• _Problem details_:
Pictures aside, repeat every entry exactly.

════════════════════

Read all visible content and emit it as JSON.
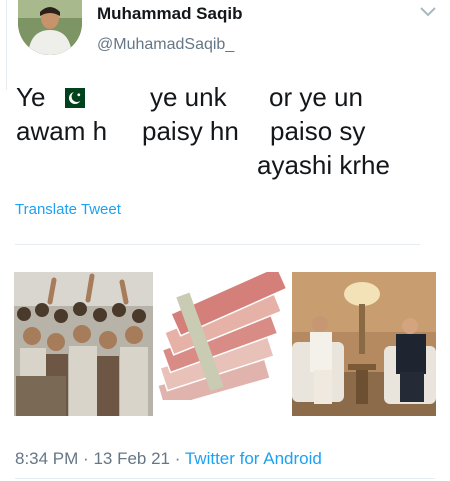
{
  "user": {
    "name": "Muhammad Saqib",
    "handle": "@MuhamadSaqib_"
  },
  "tweet": {
    "segments": [
      "Ye",
      "ye unk",
      "or ye un",
      "awam h",
      "paisy hn",
      "paiso sy",
      "ayashi krhe"
    ],
    "emoji": "pakistan-flag-icon",
    "translate_label": "Translate Tweet"
  },
  "meta": {
    "time": "8:34 PM",
    "sep1": "·",
    "date": "13 Feb 21",
    "sep2": "·",
    "source": "Twitter for Android"
  },
  "media": {
    "panels": [
      "crowd-photo",
      "banknotes-photo",
      "meeting-photo"
    ]
  },
  "colors": {
    "link": "#1da1f2",
    "secondary_text": "#657786",
    "flag_green": "#01411c"
  }
}
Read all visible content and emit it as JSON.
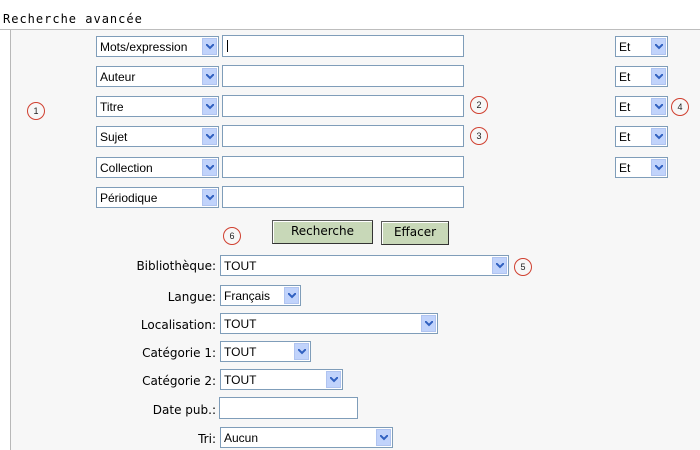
{
  "page": {
    "title": "Recherche avancée"
  },
  "criteria": [
    {
      "field": "Mots/expression",
      "value": "",
      "operator": "Et"
    },
    {
      "field": "Auteur",
      "value": "",
      "operator": "Et"
    },
    {
      "field": "Titre",
      "value": "",
      "operator": "Et"
    },
    {
      "field": "Sujet",
      "value": "",
      "operator": "Et"
    },
    {
      "field": "Collection",
      "value": "",
      "operator": "Et"
    },
    {
      "field": "Périodique",
      "value": ""
    }
  ],
  "buttons": {
    "search": "Recherche",
    "clear": "Effacer"
  },
  "filters": {
    "bibliotheque": {
      "label": "Bibliothèque:",
      "value": "TOUT"
    },
    "langue": {
      "label": "Langue:",
      "value": "Français"
    },
    "localisation": {
      "label": "Localisation:",
      "value": "TOUT"
    },
    "categorie1": {
      "label": "Catégorie 1:",
      "value": "TOUT"
    },
    "categorie2": {
      "label": "Catégorie 2:",
      "value": "TOUT"
    },
    "datepub": {
      "label": "Date pub.:",
      "value": ""
    },
    "tri": {
      "label": "Tri:",
      "value": "Aucun"
    }
  },
  "callouts": [
    "1",
    "2",
    "3",
    "4",
    "5",
    "6"
  ],
  "colors": {
    "dropdown_button": "#c1d3fb",
    "action_button": "#c8d8b8",
    "callout_ring": "#d04030"
  },
  "icons": {
    "dropdown": "chevron-down-icon"
  }
}
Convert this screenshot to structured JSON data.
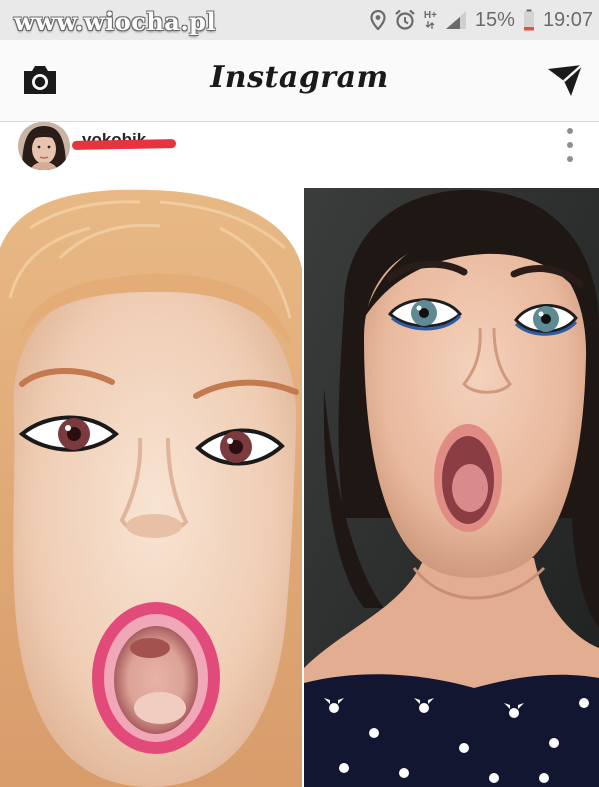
{
  "status_bar": {
    "watermark": "www.wiocha.pl",
    "network_type": "H+",
    "battery": "15%",
    "time": "19:07",
    "icons": [
      "location-icon",
      "alarm-icon",
      "signal-icon",
      "battery-icon"
    ]
  },
  "app_bar": {
    "title": "Instagram",
    "left_icon": "camera-icon",
    "right_icon": "send-icon"
  },
  "post": {
    "username": "vokobik",
    "username_redacted": true,
    "more_icon": "more-vertical-icon",
    "photos": [
      {
        "name": "left-photo"
      },
      {
        "name": "right-photo"
      }
    ]
  },
  "colors": {
    "status_bar_bg": "#e9e9e9",
    "app_bar_bg": "#fafafa",
    "redaction": "#e5343d",
    "icon_gray": "#6b6b6b"
  }
}
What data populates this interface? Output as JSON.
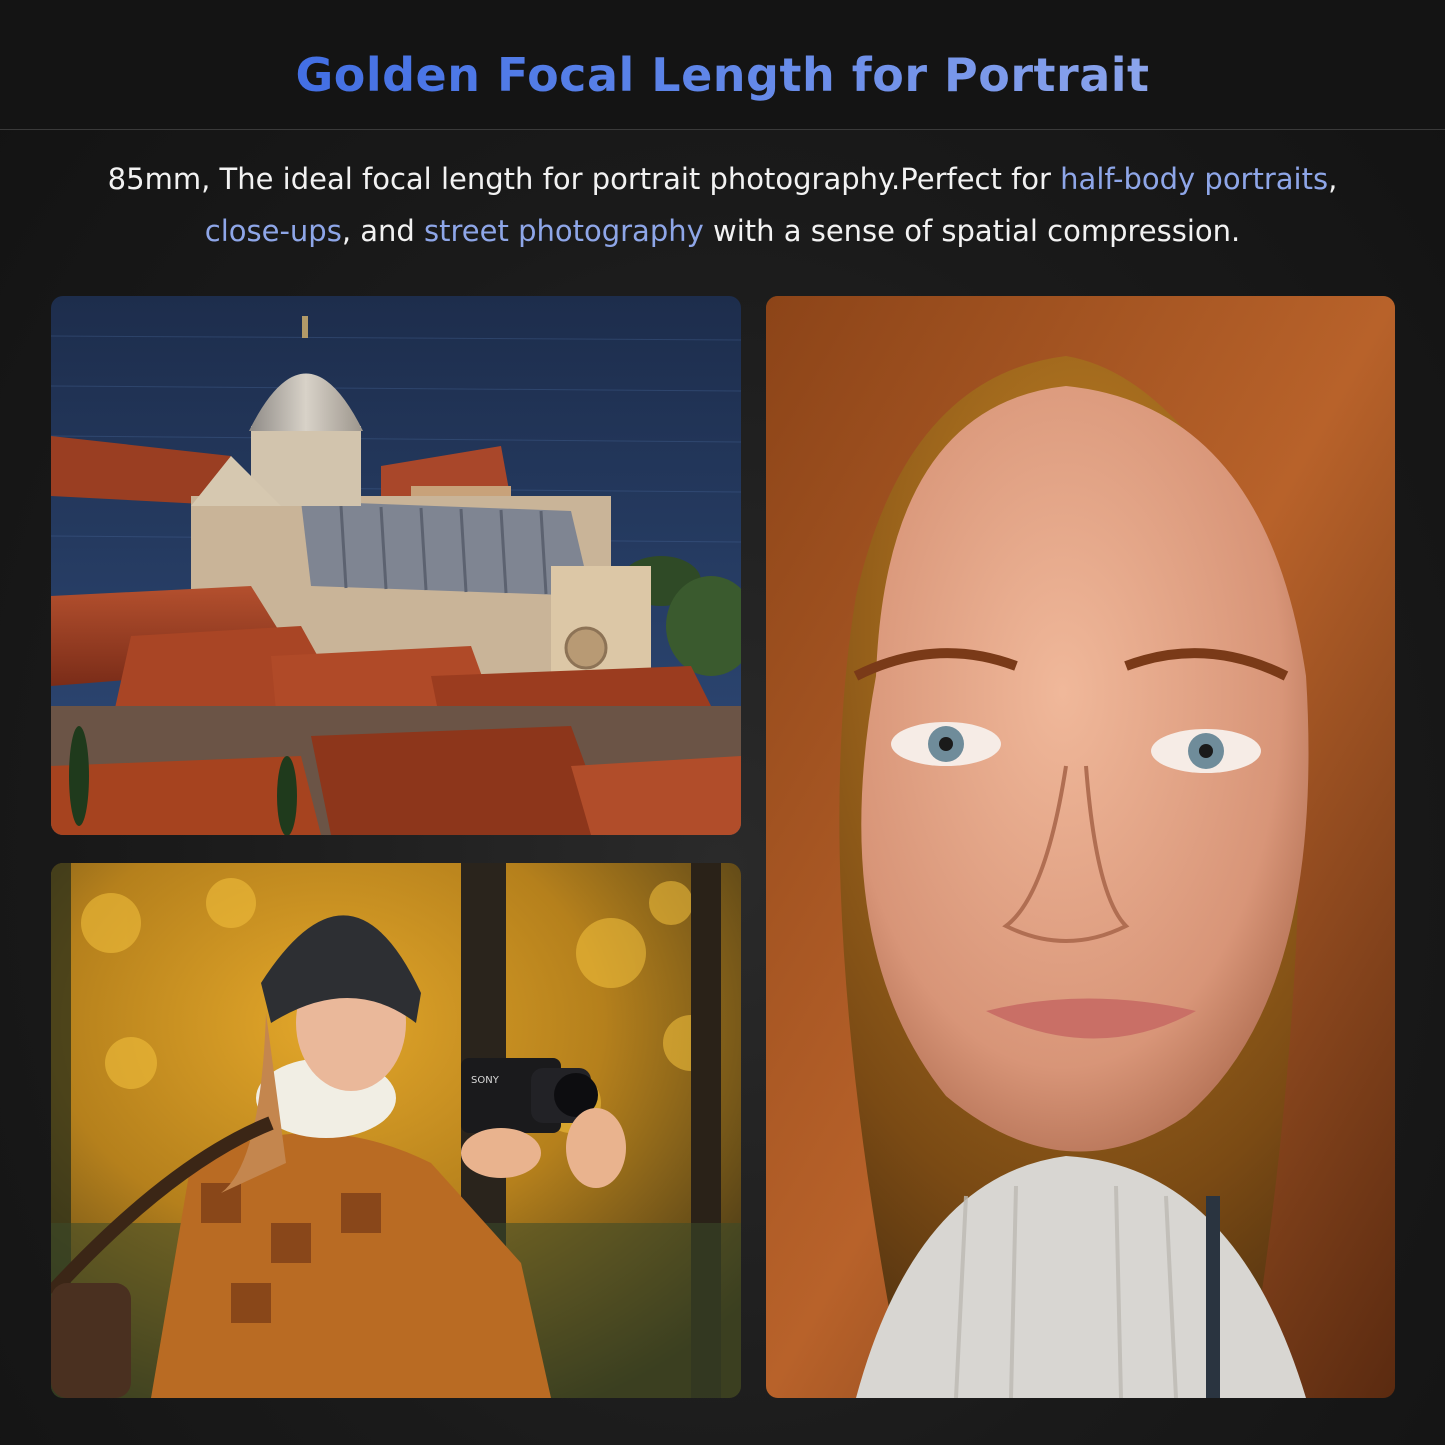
{
  "header": {
    "title": "Golden Focal Length for Portrait"
  },
  "description": {
    "part1": "85mm, The ideal focal length for portrait photography.Perfect for ",
    "highlight1": "half-body portraits",
    "part2": ",",
    "highlight2": "close-ups",
    "part3": ", and ",
    "highlight3": "street photography",
    "part4": " with a sense of spatial compression."
  },
  "camera_brand": "SONY",
  "colors": {
    "title_gradient_start": "#2f5fe0",
    "title_gradient_end": "#a9b9ee",
    "highlight": "#8ea6e8",
    "body_text": "#f2f2f2",
    "background": "#1a1a1a"
  }
}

════════════════════

• _Task answer_:
Read all visible content and emit it as JSON.
{
  "user": {
    "name": "Muhammad Saqib",
    "handle": "@MuhamadSaqib_"
  },
  "tweet": {
    "segments": [
      "Ye",
      "ye unk",
      "or ye un",
      "awam h",
      "paisy hn",
      "paiso sy",
      "ayashi krhe"
    ],
    "emoji": "pakistan-flag-icon",
    "translate_label": "Translate Tweet"
  },
  "meta": {
    "time": "8:34 PM",
    "sep1": "·",
    "date": "13 Feb 21",
    "sep2": "·",
    "source": "Twitter for Android"
  },
  "media": {
    "panels": [
      "crowd-photo",
      "banknotes-photo",
      "meeting-photo"
    ]
  },
  "colors": {
    "link": "#1da1f2",
    "secondary_text": "#657786",
    "flag_green": "#01411c"
  }
}
Read all visible content and emit it as JSON.
{
  "page": {
    "title": "Recherche avancée"
  },
  "criteria": [
    {
      "field": "Mots/expression",
      "value": "",
      "operator": "Et"
    },
    {
      "field": "Auteur",
      "value": "",
      "operator": "Et"
    },
    {
      "field": "Titre",
      "value": "",
      "operator": "Et"
    },
    {
      "field": "Sujet",
      "value": "",
      "operator": "Et"
    },
    {
      "field": "Collection",
      "value": "",
      "operator": "Et"
    },
    {
      "field": "Périodique",
      "value": ""
    }
  ],
  "buttons": {
    "search": "Recherche",
    "clear": "Effacer"
  },
  "filters": {
    "bibliotheque": {
      "label": "Bibliothèque:",
      "value": "TOUT"
    },
    "langue": {
      "label": "Langue:",
      "value": "Français"
    },
    "localisation": {
      "label": "Localisation:",
      "value": "TOUT"
    },
    "categorie1": {
      "label": "Catégorie 1:",
      "value": "TOUT"
    },
    "categorie2": {
      "label": "Catégorie 2:",
      "value": "TOUT"
    },
    "datepub": {
      "label": "Date pub.:",
      "value": ""
    },
    "tri": {
      "label": "Tri:",
      "value": "Aucun"
    }
  },
  "callouts": [
    "1",
    "2",
    "3",
    "4",
    "5",
    "6"
  ],
  "colors": {
    "dropdown_button": "#c1d3fb",
    "action_button": "#c8d8b8",
    "callout_ring": "#d04030"
  },
  "icons": {
    "dropdown": "chevron-down-icon"
  }
}
Convert this screenshot to structured JSON data.
{
  "status_bar": {
    "watermark": "www.wiocha.pl",
    "network_type": "H+",
    "battery": "15%",
    "time": "19:07",
    "icons": [
      "location-icon",
      "alarm-icon",
      "signal-icon",
      "battery-icon"
    ]
  },
  "app_bar": {
    "title": "Instagram",
    "left_icon": "camera-icon",
    "right_icon": "send-icon"
  },
  "post": {
    "username": "vokobik",
    "username_redacted": true,
    "more_icon": "more-vertical-icon",
    "photos": [
      {
        "name": "left-photo"
      },
      {
        "name": "right-photo"
      }
    ]
  },
  "colors": {
    "status_bar_bg": "#e9e9e9",
    "app_bar_bg": "#fafafa",
    "redaction": "#e5343d",
    "icon_gray": "#6b6b6b"
  }
}
What data populates this interface? Output as JSON.
{
  "header": {
    "title": "Golden Focal Length for Portrait"
  },
  "description": {
    "part1": "85mm, The ideal focal length for portrait photography.Perfect for ",
    "highlight1": "half-body portraits",
    "part2": ",",
    "highlight2": "close-ups",
    "part3": ", and ",
    "highlight3": "street photography",
    "part4": " with a sense of spatial compression."
  },
  "camera_brand": "SONY",
  "colors": {
    "title_gradient_start": "#2f5fe0",
    "title_gradient_end": "#a9b9ee",
    "highlight": "#8ea6e8",
    "body_text": "#f2f2f2",
    "background": "#1a1a1a"
  }
}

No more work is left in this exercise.